> [Required work]:
Give all of the lines again, with nothing added or dropped.

> [Records for the task]:
* * * * * * * * *
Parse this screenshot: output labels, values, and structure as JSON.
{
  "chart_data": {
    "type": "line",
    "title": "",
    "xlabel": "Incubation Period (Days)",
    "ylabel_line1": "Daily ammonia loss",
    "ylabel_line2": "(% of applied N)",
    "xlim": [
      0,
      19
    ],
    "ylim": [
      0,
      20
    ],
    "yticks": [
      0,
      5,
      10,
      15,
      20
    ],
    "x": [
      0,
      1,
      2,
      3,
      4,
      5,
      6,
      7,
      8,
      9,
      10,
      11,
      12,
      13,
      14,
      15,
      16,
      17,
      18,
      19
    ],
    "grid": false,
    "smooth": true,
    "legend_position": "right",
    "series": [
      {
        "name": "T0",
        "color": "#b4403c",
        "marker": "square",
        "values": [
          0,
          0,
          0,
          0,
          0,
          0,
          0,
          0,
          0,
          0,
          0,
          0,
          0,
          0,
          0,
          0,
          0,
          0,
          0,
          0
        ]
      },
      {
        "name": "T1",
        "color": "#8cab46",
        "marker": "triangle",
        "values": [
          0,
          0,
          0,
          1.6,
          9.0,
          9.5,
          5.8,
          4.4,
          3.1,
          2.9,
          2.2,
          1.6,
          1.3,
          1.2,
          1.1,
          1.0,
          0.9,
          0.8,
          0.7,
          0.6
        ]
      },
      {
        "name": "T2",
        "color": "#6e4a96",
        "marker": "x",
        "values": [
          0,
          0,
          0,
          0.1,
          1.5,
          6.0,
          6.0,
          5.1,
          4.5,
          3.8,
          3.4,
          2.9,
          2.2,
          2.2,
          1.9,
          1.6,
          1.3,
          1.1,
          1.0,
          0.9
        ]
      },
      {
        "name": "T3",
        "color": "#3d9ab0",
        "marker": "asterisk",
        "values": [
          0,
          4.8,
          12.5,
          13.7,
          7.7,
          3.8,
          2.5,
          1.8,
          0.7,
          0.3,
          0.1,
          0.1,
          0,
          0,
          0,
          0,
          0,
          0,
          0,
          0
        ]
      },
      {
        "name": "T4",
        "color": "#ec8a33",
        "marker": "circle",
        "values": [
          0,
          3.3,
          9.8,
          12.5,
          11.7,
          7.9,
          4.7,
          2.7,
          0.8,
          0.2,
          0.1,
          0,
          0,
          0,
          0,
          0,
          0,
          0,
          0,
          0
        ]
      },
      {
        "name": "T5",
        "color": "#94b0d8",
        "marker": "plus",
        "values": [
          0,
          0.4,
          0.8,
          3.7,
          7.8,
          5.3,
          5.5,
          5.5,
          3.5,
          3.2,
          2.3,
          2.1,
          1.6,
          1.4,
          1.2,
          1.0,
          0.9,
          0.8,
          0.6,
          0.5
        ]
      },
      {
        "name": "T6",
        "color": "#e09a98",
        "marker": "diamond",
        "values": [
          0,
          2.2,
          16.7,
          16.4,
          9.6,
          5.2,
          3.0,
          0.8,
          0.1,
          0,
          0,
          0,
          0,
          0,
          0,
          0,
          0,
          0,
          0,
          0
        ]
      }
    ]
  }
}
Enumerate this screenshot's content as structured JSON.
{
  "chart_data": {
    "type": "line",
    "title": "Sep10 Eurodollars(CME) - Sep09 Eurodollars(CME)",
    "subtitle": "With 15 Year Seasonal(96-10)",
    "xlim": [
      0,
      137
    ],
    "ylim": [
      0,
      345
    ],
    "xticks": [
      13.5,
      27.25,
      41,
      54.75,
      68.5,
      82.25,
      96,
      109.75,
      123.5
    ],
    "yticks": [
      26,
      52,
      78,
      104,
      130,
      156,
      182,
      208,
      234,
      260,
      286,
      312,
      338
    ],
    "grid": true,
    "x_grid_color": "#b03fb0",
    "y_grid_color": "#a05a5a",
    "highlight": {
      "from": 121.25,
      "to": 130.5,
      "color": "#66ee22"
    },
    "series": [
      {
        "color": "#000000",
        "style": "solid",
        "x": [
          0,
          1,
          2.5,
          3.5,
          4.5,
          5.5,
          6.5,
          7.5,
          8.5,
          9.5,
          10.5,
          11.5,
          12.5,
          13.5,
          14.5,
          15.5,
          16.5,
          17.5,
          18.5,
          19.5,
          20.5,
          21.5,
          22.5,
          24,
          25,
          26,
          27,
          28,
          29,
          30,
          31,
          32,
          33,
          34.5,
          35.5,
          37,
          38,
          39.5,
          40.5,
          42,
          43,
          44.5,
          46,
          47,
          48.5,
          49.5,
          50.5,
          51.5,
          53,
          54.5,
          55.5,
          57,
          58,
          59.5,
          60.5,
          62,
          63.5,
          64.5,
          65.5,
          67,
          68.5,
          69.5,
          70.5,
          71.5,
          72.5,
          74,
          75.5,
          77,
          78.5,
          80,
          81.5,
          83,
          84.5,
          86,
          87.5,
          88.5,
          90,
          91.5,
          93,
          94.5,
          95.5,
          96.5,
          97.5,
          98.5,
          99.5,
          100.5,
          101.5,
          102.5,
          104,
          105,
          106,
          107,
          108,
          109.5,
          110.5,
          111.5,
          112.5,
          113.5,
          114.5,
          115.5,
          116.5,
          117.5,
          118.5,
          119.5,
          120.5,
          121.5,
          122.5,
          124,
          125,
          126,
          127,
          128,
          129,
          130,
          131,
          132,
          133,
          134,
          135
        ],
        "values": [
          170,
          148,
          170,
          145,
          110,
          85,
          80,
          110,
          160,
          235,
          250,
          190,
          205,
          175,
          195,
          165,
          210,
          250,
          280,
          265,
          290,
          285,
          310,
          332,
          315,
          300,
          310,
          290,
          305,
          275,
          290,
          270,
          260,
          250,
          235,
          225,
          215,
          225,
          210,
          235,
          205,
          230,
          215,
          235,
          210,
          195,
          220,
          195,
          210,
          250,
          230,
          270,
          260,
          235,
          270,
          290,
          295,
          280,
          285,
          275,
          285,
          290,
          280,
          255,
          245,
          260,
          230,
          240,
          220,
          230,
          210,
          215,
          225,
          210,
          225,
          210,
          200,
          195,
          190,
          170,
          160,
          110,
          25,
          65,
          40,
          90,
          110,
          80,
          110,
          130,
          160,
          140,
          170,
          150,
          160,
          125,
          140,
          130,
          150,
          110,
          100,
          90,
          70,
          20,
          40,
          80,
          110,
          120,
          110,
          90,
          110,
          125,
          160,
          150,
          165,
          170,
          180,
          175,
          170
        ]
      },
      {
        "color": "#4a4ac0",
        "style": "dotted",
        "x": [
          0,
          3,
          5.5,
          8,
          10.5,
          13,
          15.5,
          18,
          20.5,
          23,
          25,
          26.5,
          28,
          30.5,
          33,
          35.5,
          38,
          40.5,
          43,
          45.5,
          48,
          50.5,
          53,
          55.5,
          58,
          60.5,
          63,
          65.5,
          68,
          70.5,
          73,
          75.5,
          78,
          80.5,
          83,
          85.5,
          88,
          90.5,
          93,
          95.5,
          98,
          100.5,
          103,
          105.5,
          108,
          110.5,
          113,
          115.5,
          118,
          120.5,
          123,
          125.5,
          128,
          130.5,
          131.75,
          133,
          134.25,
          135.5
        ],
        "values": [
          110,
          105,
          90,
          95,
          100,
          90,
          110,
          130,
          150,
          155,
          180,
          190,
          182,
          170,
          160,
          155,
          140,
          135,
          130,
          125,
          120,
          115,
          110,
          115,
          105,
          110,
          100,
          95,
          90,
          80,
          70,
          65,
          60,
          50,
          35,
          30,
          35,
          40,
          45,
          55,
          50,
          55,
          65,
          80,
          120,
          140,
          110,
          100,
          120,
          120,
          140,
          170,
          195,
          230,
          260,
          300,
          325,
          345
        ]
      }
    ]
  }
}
* * * * * * * * *
> [Worked answer]:
Parse this screenshot: output labels, values, and structure as JSON.
{
  "chart_data": {
    "type": "line",
    "title": "",
    "xlabel": "Incubation Period (Days)",
    "ylabel_line1": "Daily ammonia loss",
    "ylabel_line2": "(% of applied N)",
    "xlim": [
      0,
      19
    ],
    "ylim": [
      0,
      20
    ],
    "yticks": [
      0,
      5,
      10,
      15,
      20
    ],
    "x": [
      0,
      1,
      2,
      3,
      4,
      5,
      6,
      7,
      8,
      9,
      10,
      11,
      12,
      13,
      14,
      15,
      16,
      17,
      18,
      19
    ],
    "grid": false,
    "smooth": true,
    "legend_position": "right",
    "series": [
      {
        "name": "T0",
        "color": "#b4403c",
        "marker": "square",
        "values": [
          0,
          0,
          0,
          0,
          0,
          0,
          0,
          0,
          0,
          0,
          0,
          0,
          0,
          0,
          0,
          0,
          0,
          0,
          0,
          0
        ]
      },
      {
        "name": "T1",
        "color": "#8cab46",
        "marker": "triangle",
        "values": [
          0,
          0,
          0,
          1.6,
          9.0,
          9.5,
          5.8,
          4.4,
          3.1,
          2.9,
          2.2,
          1.6,
          1.3,
          1.2,
          1.1,
          1.0,
          0.9,
          0.8,
          0.7,
          0.6
        ]
      },
      {
        "name": "T2",
        "color": "#6e4a96",
        "marker": "x",
        "values": [
          0,
          0,
          0,
          0.1,
          1.5,
          6.0,
          6.0,
          5.1,
          4.5,
          3.8,
          3.4,
          2.9,
          2.2,
          2.2,
          1.9,
          1.6,
          1.3,
          1.1,
          1.0,
          0.9
        ]
      },
      {
        "name": "T3",
        "color": "#3d9ab0",
        "marker": "asterisk",
        "values": [
          0,
          4.8,
          12.5,
          13.7,
          7.7,
          3.8,
          2.5,
          1.8,
          0.7,
          0.3,
          0.1,
          0.1,
          0,
          0,
          0,
          0,
          0,
          0,
          0,
          0
        ]
      },
      {
        "name": "T4",
        "color": "#ec8a33",
        "marker": "circle",
        "values": [
          0,
          3.3,
          9.8,
          12.5,
          11.7,
          7.9,
          4.7,
          2.7,
          0.8,
          0.2,
          0.1,
          0,
          0,
          0,
          0,
          0,
          0,
          0,
          0,
          0
        ]
      },
      {
        "name": "T5",
        "color": "#94b0d8",
        "marker": "plus",
        "values": [
          0,
          0.4,
          0.8,
          3.7,
          7.8,
          5.3,
          5.5,
          5.5,
          3.5,
          3.2,
          2.3,
          2.1,
          1.6,
          1.4,
          1.2,
          1.0,
          0.9,
          0.8,
          0.6,
          0.5
        ]
      },
      {
        "name": "T6",
        "color": "#e09a98",
        "marker": "diamond",
        "values": [
          0,
          2.2,
          16.7,
          16.4,
          9.6,
          5.2,
          3.0,
          0.8,
          0.1,
          0,
          0,
          0,
          0,
          0,
          0,
          0,
          0,
          0,
          0,
          0
        ]
      }
    ]
  }
}
Enumerate this screenshot's content as structured JSON.
{
  "chart_data": {
    "type": "line",
    "title": "Sep10 Eurodollars(CME) - Sep09 Eurodollars(CME)",
    "subtitle": "With 15 Year Seasonal(96-10)",
    "xlim": [
      0,
      137
    ],
    "ylim": [
      0,
      345
    ],
    "xticks": [
      13.5,
      27.25,
      41,
      54.75,
      68.5,
      82.25,
      96,
      109.75,
      123.5
    ],
    "yticks": [
      26,
      52,
      78,
      104,
      130,
      156,
      182,
      208,
      234,
      260,
      286,
      312,
      338
    ],
    "grid": true,
    "x_grid_color": "#b03fb0",
    "y_grid_color": "#a05a5a",
    "highlight": {
      "from": 121.25,
      "to": 130.5,
      "color": "#66ee22"
    },
    "series": [
      {
        "color": "#000000",
        "style": "solid",
        "x": [
          0,
          1,
          2.5,
          3.5,
          4.5,
          5.5,
          6.5,
          7.5,
          8.5,
          9.5,
          10.5,
          11.5,
          12.5,
          13.5,
          14.5,
          15.5,
          16.5,
          17.5,
          18.5,
          19.5,
          20.5,
          21.5,
          22.5,
          24,
          25,
          26,
          27,
          28,
          29,
          30,
          31,
          32,
          33,
          34.5,
          35.5,
          37,
          38,
          39.5,
          40.5,
          42,
          43,
          44.5,
          46,
          47,
          48.5,
          49.5,
          50.5,
          51.5,
          53,
          54.5,
          55.5,
          57,
          58,
          59.5,
          60.5,
          62,
          63.5,
          64.5,
          65.5,
          67,
          68.5,
          69.5,
          70.5,
          71.5,
          72.5,
          74,
          75.5,
          77,
          78.5,
          80,
          81.5,
          83,
          84.5,
          86,
          87.5,
          88.5,
          90,
          91.5,
          93,
          94.5,
          95.5,
          96.5,
          97.5,
          98.5,
          99.5,
          100.5,
          101.5,
          102.5,
          104,
          105,
          106,
          107,
          108,
          109.5,
          110.5,
          111.5,
          112.5,
          113.5,
          114.5,
          115.5,
          116.5,
          117.5,
          118.5,
          119.5,
          120.5,
          121.5,
          122.5,
          124,
          125,
          126,
          127,
          128,
          129,
          130,
          131,
          132,
          133,
          134,
          135
        ],
        "values": [
          170,
          148,
          170,
          145,
          110,
          85,
          80,
          110,
          160,
          235,
          250,
          190,
          205,
          175,
          195,
          165,
          210,
          250,
          280,
          265,
          290,
          285,
          310,
          332,
          315,
          300,
          310,
          290,
          305,
          275,
          290,
          270,
          260,
          250,
          235,
          225,
          215,
          225,
          210,
          235,
          205,
          230,
          215,
          235,
          210,
          195,
          220,
          195,
          210,
          250,
          230,
          270,
          260,
          235,
          270,
          290,
          295,
          280,
          285,
          275,
          285,
          290,
          280,
          255,
          245,
          260,
          230,
          240,
          220,
          230,
          210,
          215,
          225,
          210,
          225,
          210,
          200,
          195,
          190,
          170,
          160,
          110,
          25,
          65,
          40,
          90,
          110,
          80,
          110,
          130,
          160,
          140,
          170,
          150,
          160,
          125,
          140,
          130,
          150,
          110,
          100,
          90,
          70,
          20,
          40,
          80,
          110,
          120,
          110,
          90,
          110,
          125,
          160,
          150,
          165,
          170,
          180,
          175,
          170
        ]
      },
      {
        "color": "#4a4ac0",
        "style": "dotted",
        "x": [
          0,
          3,
          5.5,
          8,
          10.5,
          13,
          15.5,
          18,
          20.5,
          23,
          25,
          26.5,
          28,
          30.5,
          33,
          35.5,
          38,
          40.5,
          43,
          45.5,
          48,
          50.5,
          53,
          55.5,
          58,
          60.5,
          63,
          65.5,
          68,
          70.5,
          73,
          75.5,
          78,
          80.5,
          83,
          85.5,
          88,
          90.5,
          93,
          95.5,
          98,
          100.5,
          103,
          105.5,
          108,
          110.5,
          113,
          115.5,
          118,
          120.5,
          123,
          125.5,
          128,
          130.5,
          131.75,
          133,
          134.25,
          135.5
        ],
        "values": [
          110,
          105,
          90,
          95,
          100,
          90,
          110,
          130,
          150,
          155,
          180,
          190,
          182,
          170,
          160,
          155,
          140,
          135,
          130,
          125,
          120,
          115,
          110,
          115,
          105,
          110,
          100,
          95,
          90,
          80,
          70,
          65,
          60,
          50,
          35,
          30,
          35,
          40,
          45,
          55,
          50,
          55,
          65,
          80,
          120,
          140,
          110,
          100,
          120,
          120,
          140,
          170,
          195,
          230,
          260,
          300,
          325,
          345
        ]
      }
    ]
  }
}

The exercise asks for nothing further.